● **Extracted information**:
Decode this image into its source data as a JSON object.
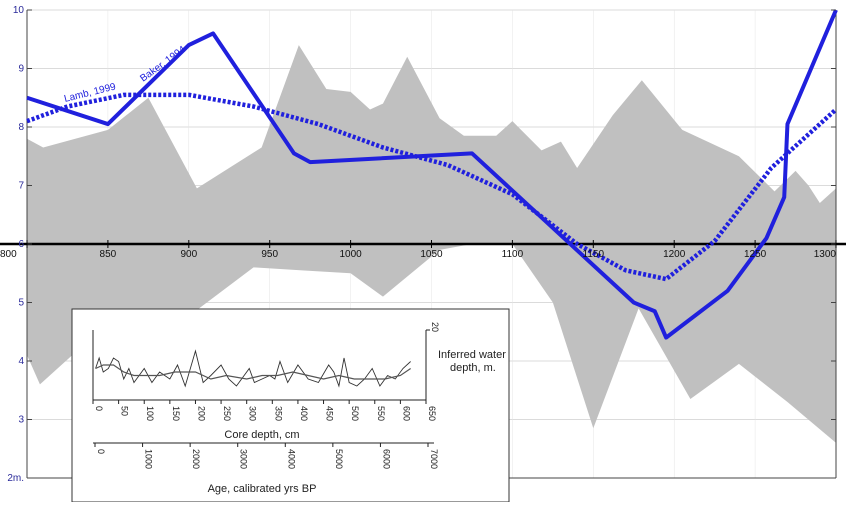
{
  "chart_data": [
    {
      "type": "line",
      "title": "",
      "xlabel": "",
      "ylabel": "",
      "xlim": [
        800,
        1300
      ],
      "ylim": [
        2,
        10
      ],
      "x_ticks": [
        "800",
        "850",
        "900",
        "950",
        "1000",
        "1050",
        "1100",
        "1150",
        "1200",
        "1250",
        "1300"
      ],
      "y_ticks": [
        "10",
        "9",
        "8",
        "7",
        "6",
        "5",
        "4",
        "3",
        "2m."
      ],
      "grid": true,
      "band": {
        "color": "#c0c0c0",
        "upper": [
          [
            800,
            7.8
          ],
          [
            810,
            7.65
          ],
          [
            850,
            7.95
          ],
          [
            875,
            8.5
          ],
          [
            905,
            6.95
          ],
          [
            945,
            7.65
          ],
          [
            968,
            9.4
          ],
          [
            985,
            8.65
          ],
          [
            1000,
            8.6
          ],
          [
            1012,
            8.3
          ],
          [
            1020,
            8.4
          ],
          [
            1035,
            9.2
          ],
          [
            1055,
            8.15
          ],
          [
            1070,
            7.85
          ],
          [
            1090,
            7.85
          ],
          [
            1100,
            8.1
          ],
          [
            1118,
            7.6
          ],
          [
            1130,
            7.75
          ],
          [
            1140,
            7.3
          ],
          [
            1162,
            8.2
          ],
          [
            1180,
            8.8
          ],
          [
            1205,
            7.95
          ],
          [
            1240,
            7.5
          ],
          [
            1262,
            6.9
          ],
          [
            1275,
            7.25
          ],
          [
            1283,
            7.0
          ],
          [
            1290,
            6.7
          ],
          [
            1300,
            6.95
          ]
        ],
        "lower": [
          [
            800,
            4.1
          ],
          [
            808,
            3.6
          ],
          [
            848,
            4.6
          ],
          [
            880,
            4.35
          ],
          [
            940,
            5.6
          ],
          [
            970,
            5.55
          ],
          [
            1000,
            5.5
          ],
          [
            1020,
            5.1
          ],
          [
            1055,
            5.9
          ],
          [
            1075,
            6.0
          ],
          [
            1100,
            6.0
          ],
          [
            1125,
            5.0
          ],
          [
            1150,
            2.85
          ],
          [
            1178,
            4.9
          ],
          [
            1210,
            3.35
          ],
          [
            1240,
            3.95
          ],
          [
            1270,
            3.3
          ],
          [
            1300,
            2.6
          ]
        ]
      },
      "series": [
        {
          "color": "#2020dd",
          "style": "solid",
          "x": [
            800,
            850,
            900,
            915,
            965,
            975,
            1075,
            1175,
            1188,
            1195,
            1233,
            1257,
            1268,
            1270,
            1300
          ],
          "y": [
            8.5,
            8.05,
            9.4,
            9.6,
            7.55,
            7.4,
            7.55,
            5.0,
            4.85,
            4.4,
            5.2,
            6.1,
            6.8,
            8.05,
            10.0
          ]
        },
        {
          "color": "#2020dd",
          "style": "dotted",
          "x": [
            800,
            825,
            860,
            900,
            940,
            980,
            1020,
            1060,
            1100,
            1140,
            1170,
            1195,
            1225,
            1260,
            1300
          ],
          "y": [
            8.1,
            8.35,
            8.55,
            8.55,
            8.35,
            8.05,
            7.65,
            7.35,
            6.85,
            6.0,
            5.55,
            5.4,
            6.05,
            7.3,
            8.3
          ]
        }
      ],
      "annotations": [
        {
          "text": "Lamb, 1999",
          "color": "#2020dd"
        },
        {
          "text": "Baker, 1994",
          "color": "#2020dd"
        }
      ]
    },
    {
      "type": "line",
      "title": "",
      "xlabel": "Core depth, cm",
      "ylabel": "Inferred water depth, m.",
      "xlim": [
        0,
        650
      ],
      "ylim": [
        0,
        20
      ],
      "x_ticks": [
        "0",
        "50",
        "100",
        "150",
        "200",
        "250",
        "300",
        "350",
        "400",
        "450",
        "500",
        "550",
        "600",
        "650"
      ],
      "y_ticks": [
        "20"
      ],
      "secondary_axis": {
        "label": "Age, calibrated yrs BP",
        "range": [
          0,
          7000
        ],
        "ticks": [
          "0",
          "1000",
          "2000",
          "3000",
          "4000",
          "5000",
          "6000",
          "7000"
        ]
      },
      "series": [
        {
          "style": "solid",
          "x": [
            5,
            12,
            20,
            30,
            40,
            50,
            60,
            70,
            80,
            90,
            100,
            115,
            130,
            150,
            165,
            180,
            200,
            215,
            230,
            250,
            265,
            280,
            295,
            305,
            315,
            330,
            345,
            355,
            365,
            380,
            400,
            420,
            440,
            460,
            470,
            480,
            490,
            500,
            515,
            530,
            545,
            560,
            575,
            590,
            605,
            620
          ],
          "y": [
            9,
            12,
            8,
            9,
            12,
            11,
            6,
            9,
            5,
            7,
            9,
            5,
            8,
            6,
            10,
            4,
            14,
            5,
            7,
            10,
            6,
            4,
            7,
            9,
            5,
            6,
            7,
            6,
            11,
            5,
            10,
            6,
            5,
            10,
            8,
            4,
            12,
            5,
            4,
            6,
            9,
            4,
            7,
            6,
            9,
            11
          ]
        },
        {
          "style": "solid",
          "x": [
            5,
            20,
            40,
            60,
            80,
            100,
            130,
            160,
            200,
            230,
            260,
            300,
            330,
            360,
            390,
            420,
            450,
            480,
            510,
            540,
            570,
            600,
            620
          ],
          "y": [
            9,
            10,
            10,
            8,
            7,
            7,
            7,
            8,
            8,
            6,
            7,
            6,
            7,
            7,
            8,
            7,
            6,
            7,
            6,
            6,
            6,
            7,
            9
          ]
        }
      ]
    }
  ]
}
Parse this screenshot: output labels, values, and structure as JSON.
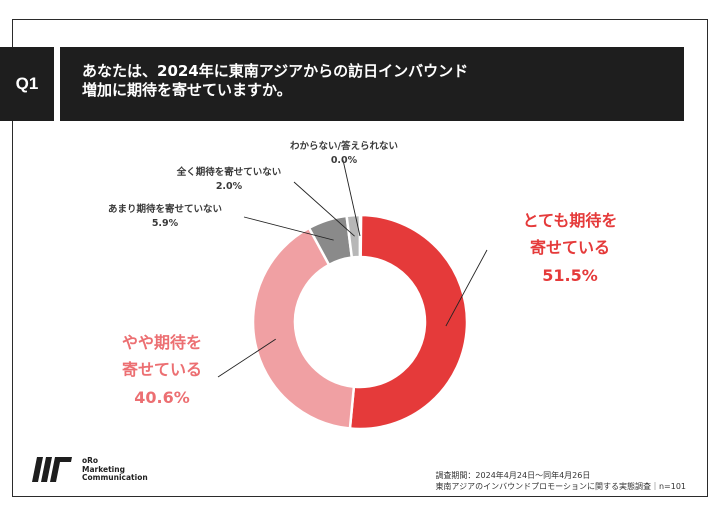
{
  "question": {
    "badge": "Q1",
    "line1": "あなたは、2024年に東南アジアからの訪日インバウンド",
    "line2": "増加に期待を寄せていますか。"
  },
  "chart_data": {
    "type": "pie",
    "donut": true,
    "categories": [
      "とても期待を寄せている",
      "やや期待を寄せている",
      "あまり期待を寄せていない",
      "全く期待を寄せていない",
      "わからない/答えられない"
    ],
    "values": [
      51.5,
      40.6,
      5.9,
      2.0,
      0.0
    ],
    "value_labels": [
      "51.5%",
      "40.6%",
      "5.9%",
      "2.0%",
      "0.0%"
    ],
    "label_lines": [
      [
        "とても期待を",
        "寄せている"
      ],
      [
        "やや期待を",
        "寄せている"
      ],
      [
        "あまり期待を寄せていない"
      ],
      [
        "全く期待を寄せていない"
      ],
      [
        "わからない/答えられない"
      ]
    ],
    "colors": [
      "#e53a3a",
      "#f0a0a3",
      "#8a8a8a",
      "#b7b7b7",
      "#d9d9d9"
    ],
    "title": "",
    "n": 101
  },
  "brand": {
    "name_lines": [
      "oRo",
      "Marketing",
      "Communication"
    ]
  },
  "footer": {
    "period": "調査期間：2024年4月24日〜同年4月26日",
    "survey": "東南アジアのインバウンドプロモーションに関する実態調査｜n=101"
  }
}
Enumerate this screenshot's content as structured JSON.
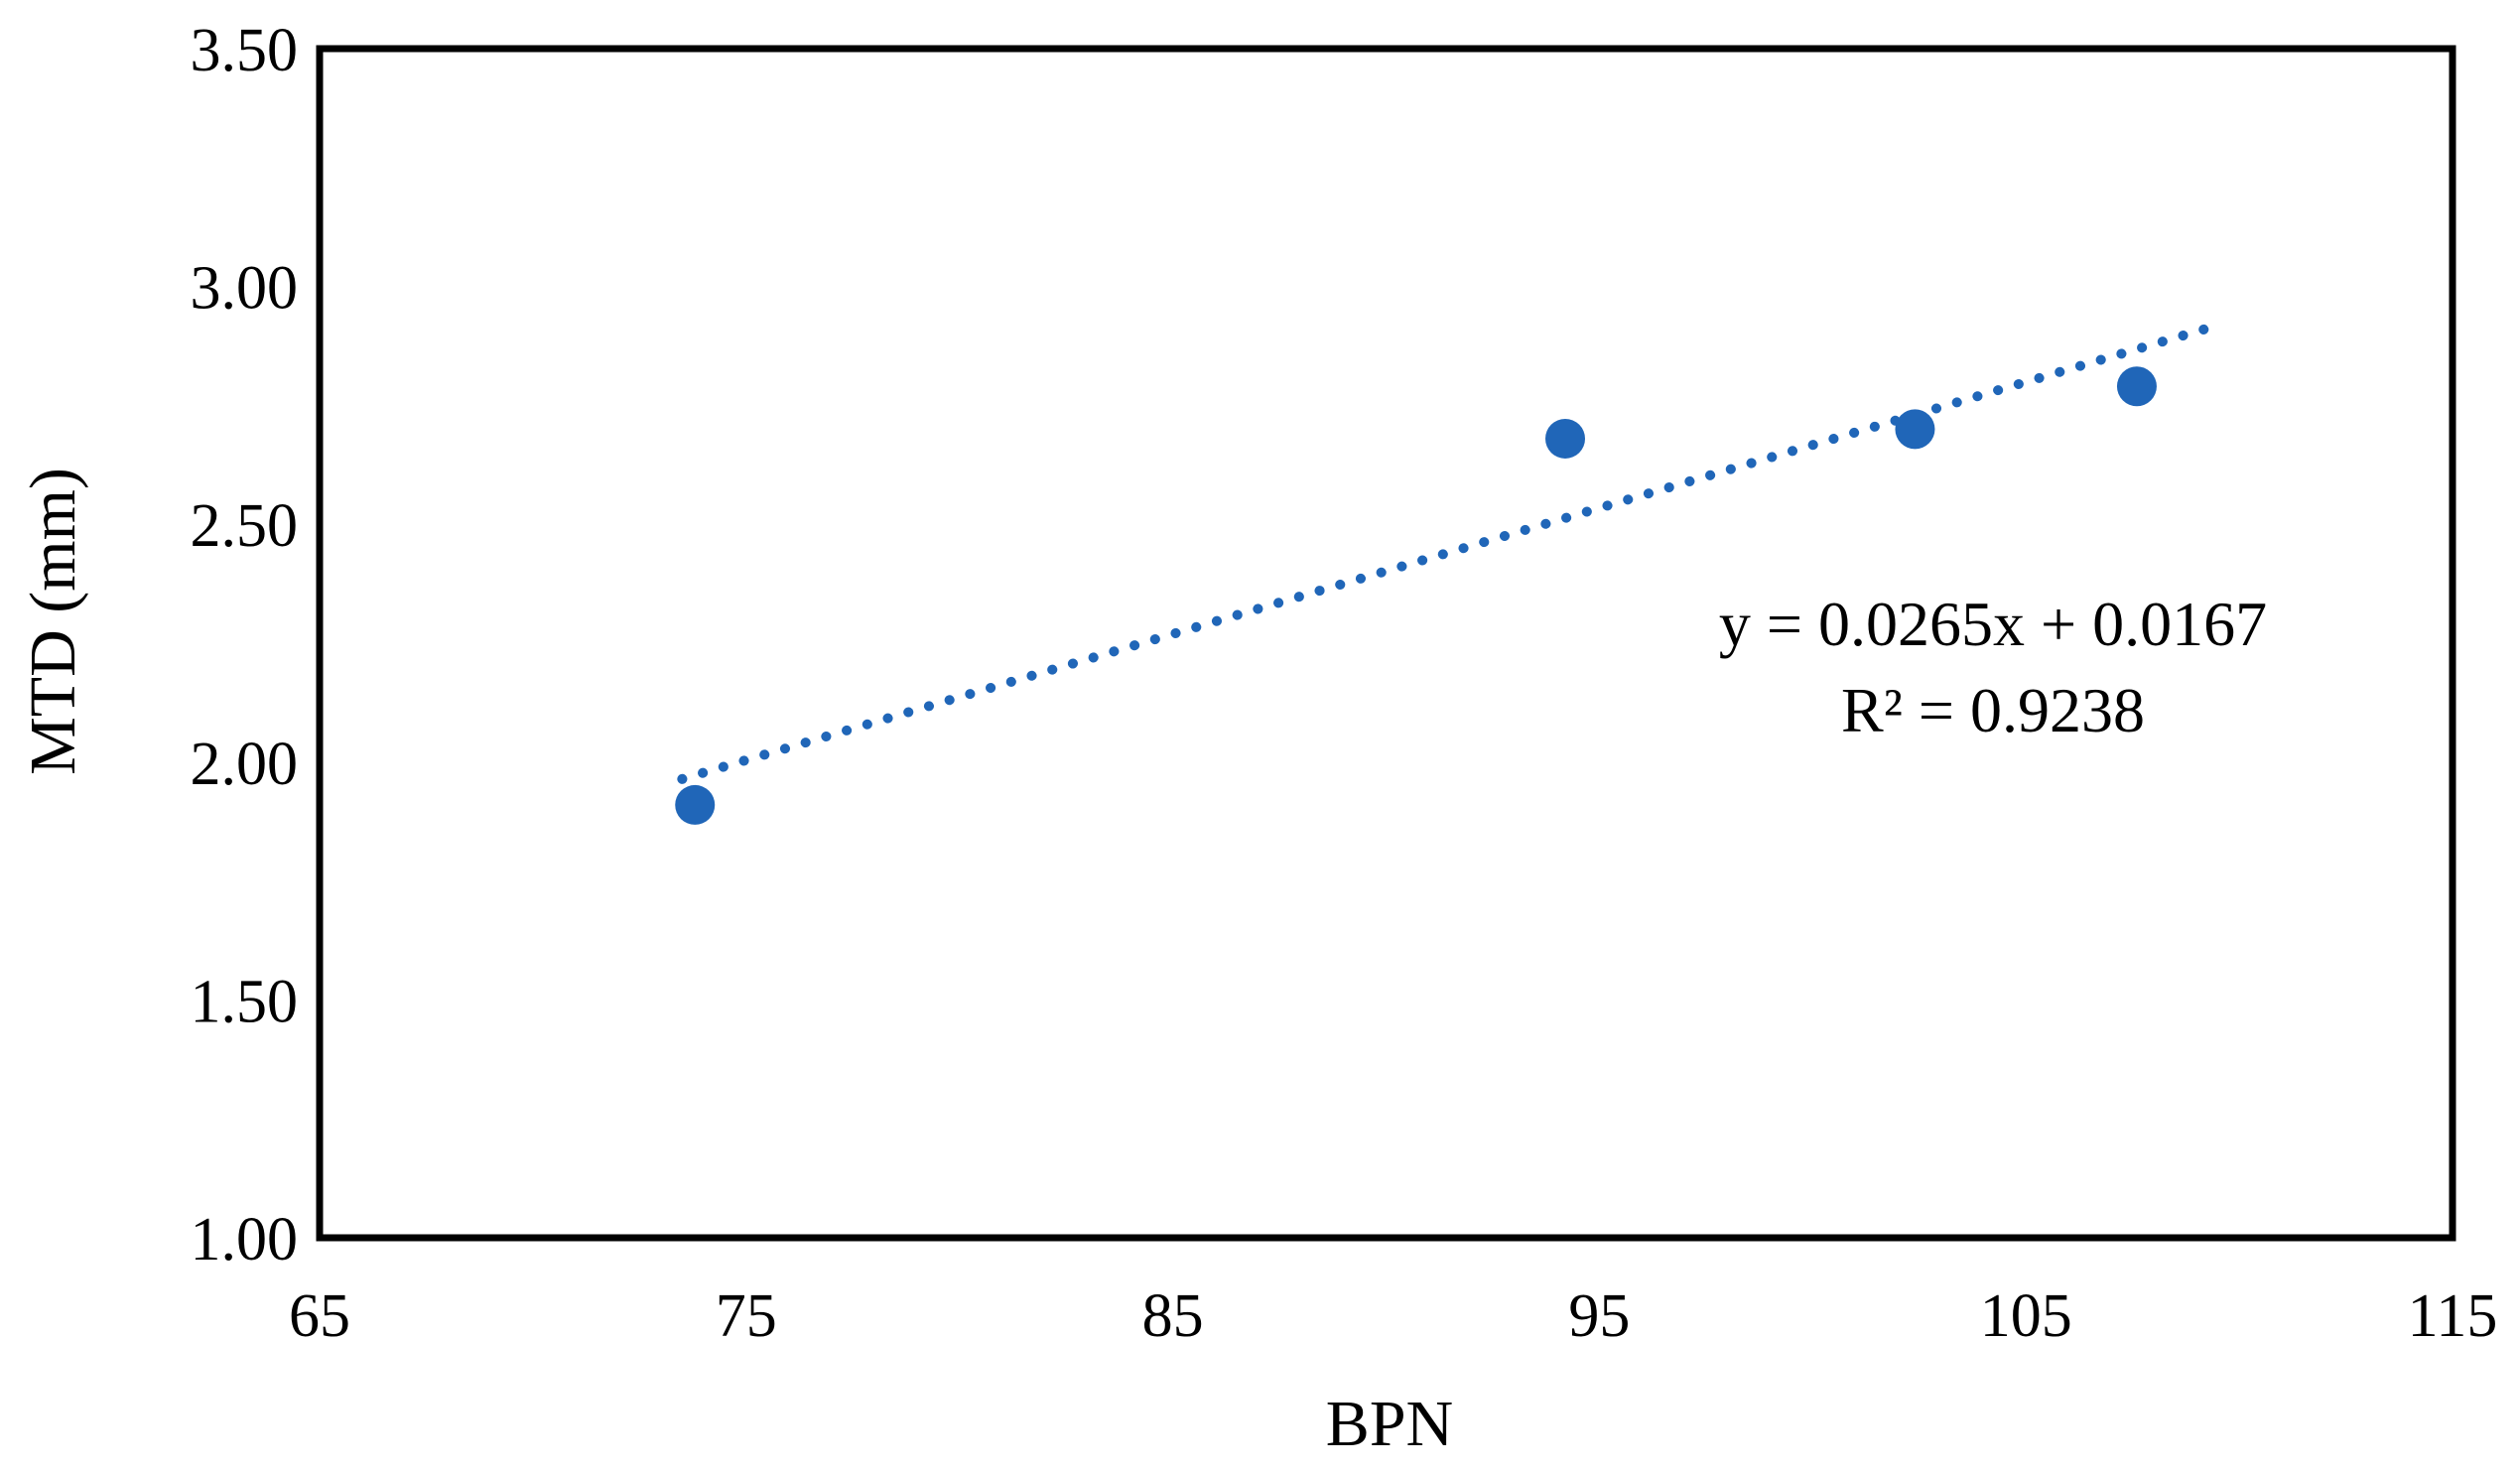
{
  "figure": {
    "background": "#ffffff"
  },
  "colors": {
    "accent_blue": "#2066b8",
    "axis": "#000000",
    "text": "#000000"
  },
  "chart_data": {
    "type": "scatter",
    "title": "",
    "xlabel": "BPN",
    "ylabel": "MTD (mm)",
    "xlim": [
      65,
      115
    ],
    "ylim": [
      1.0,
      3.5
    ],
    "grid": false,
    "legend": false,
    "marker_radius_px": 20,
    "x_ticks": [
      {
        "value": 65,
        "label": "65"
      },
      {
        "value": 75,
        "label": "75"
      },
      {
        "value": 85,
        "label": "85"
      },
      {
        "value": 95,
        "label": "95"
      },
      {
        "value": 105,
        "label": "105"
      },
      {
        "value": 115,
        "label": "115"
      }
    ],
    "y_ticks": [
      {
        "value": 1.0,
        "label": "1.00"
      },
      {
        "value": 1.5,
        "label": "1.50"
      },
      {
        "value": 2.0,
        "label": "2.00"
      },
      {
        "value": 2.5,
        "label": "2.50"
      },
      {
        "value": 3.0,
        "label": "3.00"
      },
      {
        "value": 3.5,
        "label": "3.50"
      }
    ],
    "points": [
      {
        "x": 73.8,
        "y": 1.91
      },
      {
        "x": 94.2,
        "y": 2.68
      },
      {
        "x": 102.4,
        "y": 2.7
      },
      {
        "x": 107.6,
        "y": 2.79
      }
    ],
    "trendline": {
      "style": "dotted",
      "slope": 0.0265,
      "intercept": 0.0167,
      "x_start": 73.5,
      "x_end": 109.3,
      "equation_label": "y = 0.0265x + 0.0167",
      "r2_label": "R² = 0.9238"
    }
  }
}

● **Your goal**: Go over the records above line by line and count those holding the word "type". Reply only with the number.

● **Solution to this problem**: 4